### [What you have to do]
Return the records in full, exactly as given.

(Data items)
....................
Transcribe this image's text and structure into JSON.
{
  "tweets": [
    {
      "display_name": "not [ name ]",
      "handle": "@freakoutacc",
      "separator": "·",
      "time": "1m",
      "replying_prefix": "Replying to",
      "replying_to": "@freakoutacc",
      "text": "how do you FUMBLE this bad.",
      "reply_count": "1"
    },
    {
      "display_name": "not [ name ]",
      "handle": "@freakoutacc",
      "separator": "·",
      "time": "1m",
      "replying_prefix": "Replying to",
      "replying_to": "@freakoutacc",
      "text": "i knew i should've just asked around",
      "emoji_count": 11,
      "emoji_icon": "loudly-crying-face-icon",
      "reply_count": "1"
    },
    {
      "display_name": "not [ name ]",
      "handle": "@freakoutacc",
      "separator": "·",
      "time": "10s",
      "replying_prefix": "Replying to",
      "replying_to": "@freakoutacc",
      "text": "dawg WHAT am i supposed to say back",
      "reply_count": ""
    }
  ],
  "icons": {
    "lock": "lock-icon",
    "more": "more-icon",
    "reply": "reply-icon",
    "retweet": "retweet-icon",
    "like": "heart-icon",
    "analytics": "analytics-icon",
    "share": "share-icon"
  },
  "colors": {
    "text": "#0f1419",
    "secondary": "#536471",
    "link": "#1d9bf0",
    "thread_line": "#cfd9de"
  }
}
....................
### [Right answer]
Transcribe this image's text and structure into JSON.
{
  "tweets": [
    {
      "display_name": "not [ name ]",
      "handle": "@freakoutacc",
      "separator": "·",
      "time": "1m",
      "replying_prefix": "Replying to",
      "replying_to": "@freakoutacc",
      "text": "how do you FUMBLE this bad.",
      "reply_count": "1"
    },
    {
      "display_name": "not [ name ]",
      "handle": "@freakoutacc",
      "separator": "·",
      "time": "1m",
      "replying_prefix": "Replying to",
      "replying_to": "@freakoutacc",
      "text": "i knew i should've just asked around",
      "emoji_count": 11,
      "emoji_icon": "loudly-crying-face-icon",
      "reply_count": "1"
    },
    {
      "display_name": "not [ name ]",
      "handle": "@freakoutacc",
      "separator": "·",
      "time": "10s",
      "replying_prefix": "Replying to",
      "replying_to": "@freakoutacc",
      "text": "dawg WHAT am i supposed to say back",
      "reply_count": ""
    }
  ],
  "icons": {
    "lock": "lock-icon",
    "more": "more-icon",
    "reply": "reply-icon",
    "retweet": "retweet-icon",
    "like": "heart-icon",
    "analytics": "analytics-icon",
    "share": "share-icon"
  },
  "colors": {
    "text": "#0f1419",
    "secondary": "#536471",
    "link": "#1d9bf0",
    "thread_line": "#cfd9de"
  }
}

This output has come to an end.